### Exercise materials

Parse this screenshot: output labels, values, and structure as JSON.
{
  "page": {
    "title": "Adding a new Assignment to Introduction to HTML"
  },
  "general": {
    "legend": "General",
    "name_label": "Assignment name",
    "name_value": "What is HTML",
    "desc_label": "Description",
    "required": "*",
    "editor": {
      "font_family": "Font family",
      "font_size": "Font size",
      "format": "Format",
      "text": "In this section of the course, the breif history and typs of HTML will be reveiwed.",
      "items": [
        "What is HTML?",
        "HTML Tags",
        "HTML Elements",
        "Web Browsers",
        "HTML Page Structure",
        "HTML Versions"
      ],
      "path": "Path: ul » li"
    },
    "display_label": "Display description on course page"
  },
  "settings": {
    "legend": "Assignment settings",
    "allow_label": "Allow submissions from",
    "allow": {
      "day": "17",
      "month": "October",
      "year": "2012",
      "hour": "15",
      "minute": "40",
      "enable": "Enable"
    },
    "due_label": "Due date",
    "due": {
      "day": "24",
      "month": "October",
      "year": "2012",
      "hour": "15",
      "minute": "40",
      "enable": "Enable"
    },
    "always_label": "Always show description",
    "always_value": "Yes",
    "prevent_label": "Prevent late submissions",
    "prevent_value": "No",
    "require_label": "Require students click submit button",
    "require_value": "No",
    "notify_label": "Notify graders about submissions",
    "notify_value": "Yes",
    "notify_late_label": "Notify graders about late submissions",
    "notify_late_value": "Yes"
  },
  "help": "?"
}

######
### Exercise materials

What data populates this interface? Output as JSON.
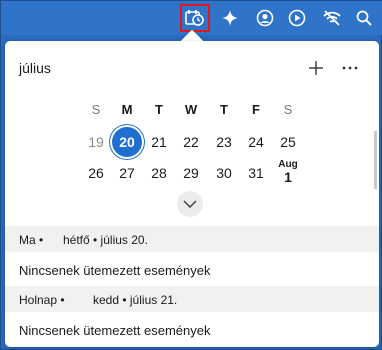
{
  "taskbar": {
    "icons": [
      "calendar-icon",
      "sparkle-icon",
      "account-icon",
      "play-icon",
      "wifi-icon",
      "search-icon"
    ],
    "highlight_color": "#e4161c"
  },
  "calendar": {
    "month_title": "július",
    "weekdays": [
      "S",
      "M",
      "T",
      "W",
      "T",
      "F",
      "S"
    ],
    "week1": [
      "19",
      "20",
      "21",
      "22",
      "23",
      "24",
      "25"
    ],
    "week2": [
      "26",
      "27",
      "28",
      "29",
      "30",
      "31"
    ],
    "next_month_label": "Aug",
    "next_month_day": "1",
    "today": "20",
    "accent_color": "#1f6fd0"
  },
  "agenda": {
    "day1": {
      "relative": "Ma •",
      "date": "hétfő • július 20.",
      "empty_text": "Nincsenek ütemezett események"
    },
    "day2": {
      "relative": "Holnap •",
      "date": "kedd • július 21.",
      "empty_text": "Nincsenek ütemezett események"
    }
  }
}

######

§ Short problem
Collect the lines that hold "settings".

§ Solution below
  "settings": {
    "legend": "Assignment settings",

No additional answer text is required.